## WORK INSTRUCTIONS:
Only the number is wanted: count the lines that include the word "laetipennis".

## RECORDS FOR THE EXERCISE:

----

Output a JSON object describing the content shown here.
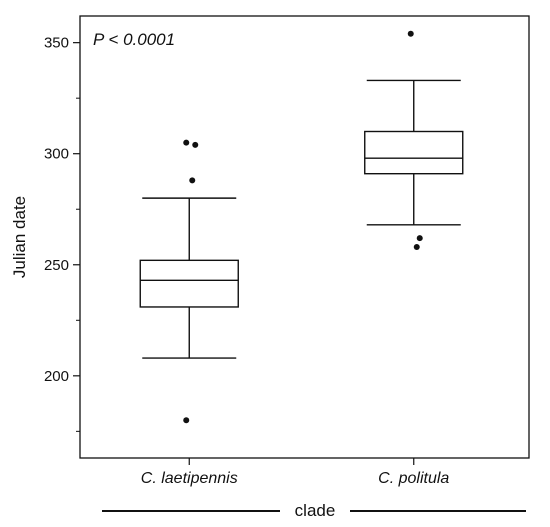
{
  "chart_data": {
    "type": "box",
    "xlabel": "clade",
    "ylabel": "Julian date",
    "annotation": "P < 0.0001",
    "ylim": [
      163,
      362
    ],
    "yticks": [
      200,
      250,
      300,
      350
    ],
    "yticks_minor": [
      175,
      225,
      275,
      325
    ],
    "grid": false,
    "categories": [
      "C. laetipennis",
      "C. politula"
    ],
    "boxes": [
      {
        "category": "C. laetipennis",
        "whisker_low": 208,
        "q1": 231,
        "median": 243,
        "q3": 252,
        "whisker_high": 280,
        "outliers": [
          305,
          304,
          288,
          180
        ]
      },
      {
        "category": "C. politula",
        "whisker_low": 268,
        "q1": 291,
        "median": 298,
        "q3": 310,
        "whisker_high": 333,
        "outliers": [
          354,
          262,
          258
        ]
      }
    ]
  }
}
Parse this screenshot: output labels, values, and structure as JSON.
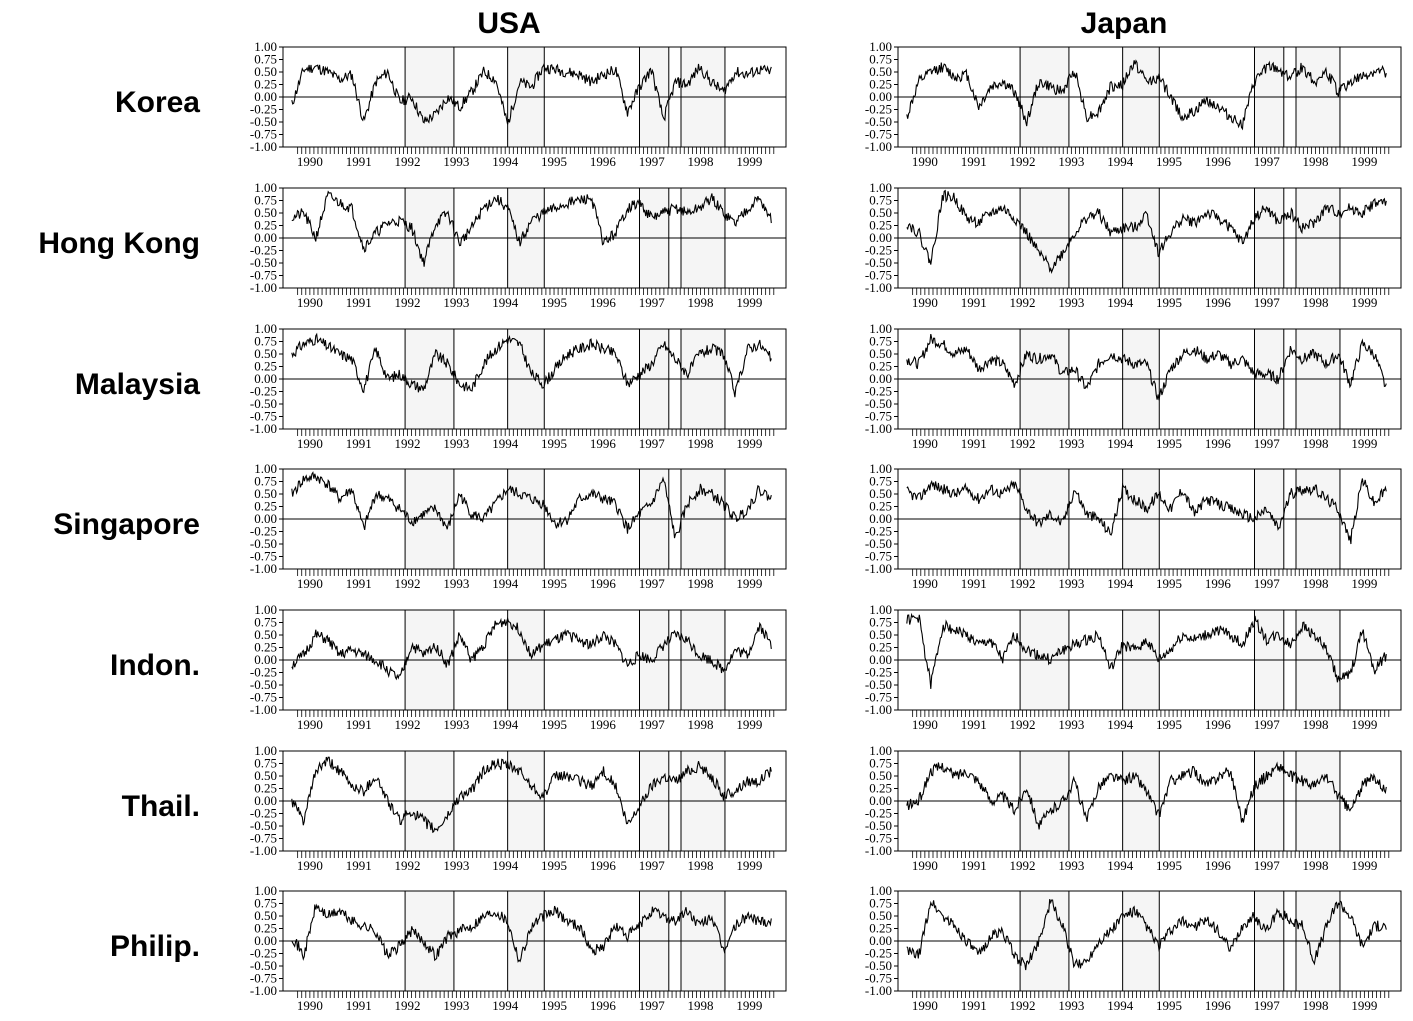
{
  "columns": [
    {
      "title": "USA"
    },
    {
      "title": "Japan"
    }
  ],
  "rows": [
    {
      "label": "Korea"
    },
    {
      "label": "Hong Kong"
    },
    {
      "label": "Malaysia"
    },
    {
      "label": "Singapore"
    },
    {
      "label": "Indon."
    },
    {
      "label": "Thail."
    },
    {
      "label": "Philip."
    }
  ],
  "chart_data": {
    "type": "line",
    "layout": "grid 7 rows x 2 columns",
    "ylim": [
      -1.0,
      1.0
    ],
    "yticks": [
      "1.00",
      "0.75",
      "0.50",
      "0.25",
      "0.00",
      "-0.25",
      "-0.50",
      "-0.75",
      "-1.00"
    ],
    "xlim": [
      1989.7,
      2000.0
    ],
    "xticks": [
      "1990",
      "1991",
      "1992",
      "1993",
      "1994",
      "1995",
      "1996",
      "1997",
      "1998",
      "1999"
    ],
    "zero_line": true,
    "shaded_periods": [
      [
        1992.2,
        1993.2
      ],
      [
        1994.3,
        1995.05
      ],
      [
        1997.0,
        1997.6
      ],
      [
        1997.85,
        1998.75
      ]
    ],
    "series": [
      {
        "row": "Korea",
        "col": "USA",
        "keys": [
          -0.15,
          0.55,
          0.6,
          0.5,
          0.35,
          0.45,
          -0.5,
          0.3,
          0.5,
          -0.1,
          0.0,
          -0.5,
          -0.35,
          0.0,
          -0.2,
          0.1,
          0.5,
          0.35,
          -0.55,
          0.3,
          0.2,
          0.6,
          0.55,
          0.5,
          0.45,
          0.3,
          0.45,
          0.55,
          -0.3,
          0.2,
          0.55,
          -0.45,
          0.3,
          0.25,
          0.6,
          0.3,
          0.1,
          0.5,
          0.45,
          0.55,
          0.5
        ],
        "seed": 11
      },
      {
        "row": "Korea",
        "col": "Japan",
        "keys": [
          -0.4,
          0.3,
          0.5,
          0.6,
          0.4,
          0.45,
          -0.2,
          0.2,
          0.3,
          0.1,
          -0.5,
          0.3,
          0.2,
          0.1,
          0.55,
          -0.4,
          -0.3,
          0.2,
          0.25,
          0.7,
          0.3,
          0.4,
          0.0,
          -0.4,
          -0.3,
          -0.05,
          -0.2,
          -0.4,
          -0.55,
          0.3,
          0.6,
          0.55,
          0.4,
          0.6,
          0.3,
          0.5,
          0.1,
          0.3,
          0.4,
          0.5,
          0.5
        ],
        "seed": 12
      },
      {
        "row": "Hong Kong",
        "col": "USA",
        "keys": [
          0.4,
          0.5,
          0.0,
          0.85,
          0.7,
          0.6,
          -0.2,
          0.1,
          0.3,
          0.35,
          0.2,
          -0.5,
          0.3,
          0.5,
          -0.1,
          0.2,
          0.6,
          0.8,
          0.6,
          -0.1,
          0.35,
          0.5,
          0.6,
          0.7,
          0.75,
          0.8,
          -0.1,
          0.1,
          0.6,
          0.7,
          0.4,
          0.5,
          0.6,
          0.5,
          0.6,
          0.8,
          0.5,
          0.3,
          0.6,
          0.8,
          0.35
        ],
        "seed": 21
      },
      {
        "row": "Hong Kong",
        "col": "Japan",
        "keys": [
          0.3,
          0.1,
          -0.5,
          0.85,
          0.8,
          0.4,
          0.3,
          0.5,
          0.6,
          0.4,
          0.1,
          -0.3,
          -0.6,
          -0.3,
          0.1,
          0.4,
          0.5,
          0.1,
          0.2,
          0.2,
          0.5,
          -0.3,
          0.1,
          0.4,
          0.3,
          0.5,
          0.4,
          0.2,
          -0.1,
          0.4,
          0.6,
          0.3,
          0.5,
          0.2,
          0.3,
          0.6,
          0.5,
          0.6,
          0.5,
          0.7,
          0.7
        ],
        "seed": 22
      },
      {
        "row": "Malaysia",
        "col": "USA",
        "keys": [
          0.5,
          0.7,
          0.8,
          0.65,
          0.5,
          0.4,
          -0.2,
          0.6,
          0.0,
          0.1,
          -0.1,
          -0.2,
          0.5,
          0.3,
          -0.1,
          -0.2,
          0.3,
          0.6,
          0.8,
          0.7,
          0.1,
          -0.1,
          0.2,
          0.5,
          0.6,
          0.7,
          0.6,
          0.5,
          -0.1,
          0.1,
          0.3,
          0.7,
          0.4,
          0.1,
          0.5,
          0.6,
          0.5,
          -0.3,
          0.6,
          0.7,
          0.4
        ],
        "seed": 31
      },
      {
        "row": "Malaysia",
        "col": "Japan",
        "keys": [
          0.4,
          0.3,
          0.8,
          0.7,
          0.5,
          0.6,
          0.2,
          0.4,
          0.3,
          -0.1,
          0.5,
          0.4,
          0.5,
          0.1,
          0.2,
          -0.2,
          0.3,
          0.5,
          0.4,
          0.3,
          0.3,
          -0.4,
          0.2,
          0.5,
          0.6,
          0.4,
          0.5,
          0.3,
          0.4,
          0.1,
          0.1,
          0.0,
          0.6,
          0.4,
          0.5,
          0.3,
          0.5,
          -0.1,
          0.7,
          0.5,
          -0.2
        ],
        "seed": 32
      },
      {
        "row": "Singapore",
        "col": "USA",
        "keys": [
          0.5,
          0.8,
          0.85,
          0.7,
          0.4,
          0.6,
          -0.2,
          0.5,
          0.4,
          0.2,
          -0.05,
          0.1,
          0.2,
          -0.2,
          0.5,
          0.1,
          0.0,
          0.3,
          0.6,
          0.5,
          0.4,
          0.3,
          -0.1,
          0.0,
          0.4,
          0.5,
          0.4,
          0.3,
          -0.2,
          0.1,
          0.3,
          0.8,
          -0.4,
          0.3,
          0.6,
          0.5,
          0.3,
          0.0,
          0.2,
          0.6,
          0.4
        ],
        "seed": 41
      },
      {
        "row": "Singapore",
        "col": "Japan",
        "keys": [
          0.55,
          0.4,
          0.7,
          0.6,
          0.5,
          0.6,
          0.4,
          0.6,
          0.5,
          0.7,
          0.2,
          -0.1,
          0.1,
          -0.1,
          0.6,
          0.1,
          0.0,
          -0.3,
          0.6,
          0.4,
          0.2,
          0.5,
          0.2,
          0.6,
          0.1,
          0.4,
          0.3,
          0.2,
          0.1,
          0.0,
          0.2,
          -0.2,
          0.5,
          0.6,
          0.6,
          0.4,
          0.2,
          -0.45,
          0.8,
          0.3,
          0.6
        ],
        "seed": 42
      },
      {
        "row": "Indon.",
        "col": "USA",
        "keys": [
          -0.1,
          0.1,
          0.5,
          0.4,
          0.1,
          0.2,
          0.1,
          0.0,
          -0.2,
          -0.4,
          0.3,
          0.1,
          0.3,
          -0.1,
          0.5,
          0.0,
          0.3,
          0.7,
          0.8,
          0.6,
          0.1,
          0.3,
          0.4,
          0.5,
          0.4,
          0.3,
          0.5,
          0.3,
          -0.1,
          0.1,
          0.0,
          0.3,
          0.5,
          0.4,
          0.1,
          0.0,
          -0.2,
          0.2,
          0.1,
          0.7,
          0.3
        ],
        "seed": 51
      },
      {
        "row": "Indon.",
        "col": "Japan",
        "keys": [
          0.8,
          0.85,
          -0.5,
          0.7,
          0.6,
          0.5,
          0.3,
          0.4,
          0.0,
          0.5,
          0.2,
          0.1,
          0.0,
          0.2,
          0.3,
          0.4,
          0.5,
          -0.2,
          0.3,
          0.2,
          0.4,
          0.0,
          0.2,
          0.5,
          0.4,
          0.5,
          0.6,
          0.5,
          0.3,
          0.8,
          0.4,
          0.5,
          0.3,
          0.7,
          0.5,
          0.2,
          -0.4,
          -0.3,
          0.6,
          -0.2,
          0.1
        ],
        "seed": 52
      },
      {
        "row": "Thail.",
        "col": "USA",
        "keys": [
          0.0,
          -0.4,
          0.6,
          0.8,
          0.6,
          0.3,
          0.2,
          0.5,
          0.0,
          -0.4,
          -0.2,
          -0.4,
          -0.6,
          -0.3,
          0.1,
          0.2,
          0.6,
          0.75,
          0.7,
          0.6,
          0.3,
          0.1,
          0.5,
          0.5,
          0.4,
          0.3,
          0.6,
          0.3,
          -0.5,
          -0.1,
          0.3,
          0.5,
          0.4,
          0.6,
          0.7,
          0.5,
          0.1,
          0.2,
          0.4,
          0.4,
          0.6
        ],
        "seed": 61
      },
      {
        "row": "Thail.",
        "col": "Japan",
        "keys": [
          -0.1,
          0.0,
          0.6,
          0.7,
          0.5,
          0.6,
          0.4,
          0.0,
          0.1,
          -0.2,
          0.3,
          -0.5,
          -0.2,
          0.0,
          0.4,
          -0.4,
          0.3,
          0.5,
          0.4,
          0.5,
          0.2,
          -0.3,
          0.4,
          0.5,
          0.6,
          0.3,
          0.5,
          0.6,
          -0.4,
          0.3,
          0.5,
          0.7,
          0.5,
          0.4,
          0.3,
          0.5,
          0.1,
          -0.2,
          0.3,
          0.5,
          0.2
        ],
        "seed": 62
      },
      {
        "row": "Philip.",
        "col": "USA",
        "keys": [
          0.1,
          -0.3,
          0.7,
          0.5,
          0.6,
          0.4,
          0.3,
          0.2,
          -0.3,
          -0.1,
          0.2,
          0.0,
          -0.3,
          0.1,
          0.2,
          0.3,
          0.5,
          0.6,
          0.4,
          -0.4,
          0.3,
          0.5,
          0.6,
          0.4,
          0.3,
          -0.2,
          -0.1,
          0.3,
          0.1,
          0.3,
          0.6,
          0.5,
          0.4,
          0.6,
          0.3,
          0.5,
          -0.2,
          0.3,
          0.5,
          0.4,
          0.4
        ],
        "seed": 71
      },
      {
        "row": "Philip.",
        "col": "Japan",
        "keys": [
          -0.2,
          -0.3,
          0.8,
          0.5,
          0.3,
          0.0,
          -0.3,
          0.1,
          0.2,
          -0.3,
          -0.5,
          0.0,
          0.8,
          0.3,
          -0.5,
          -0.4,
          0.0,
          0.2,
          0.5,
          0.6,
          0.3,
          -0.1,
          0.2,
          0.4,
          0.3,
          0.4,
          0.2,
          -0.2,
          0.3,
          0.5,
          0.2,
          0.6,
          0.4,
          0.3,
          -0.4,
          0.3,
          0.8,
          0.5,
          -0.1,
          0.3,
          0.3
        ],
        "seed": 72
      }
    ]
  }
}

----

## SOLUTION TO THE EXERCISE:
2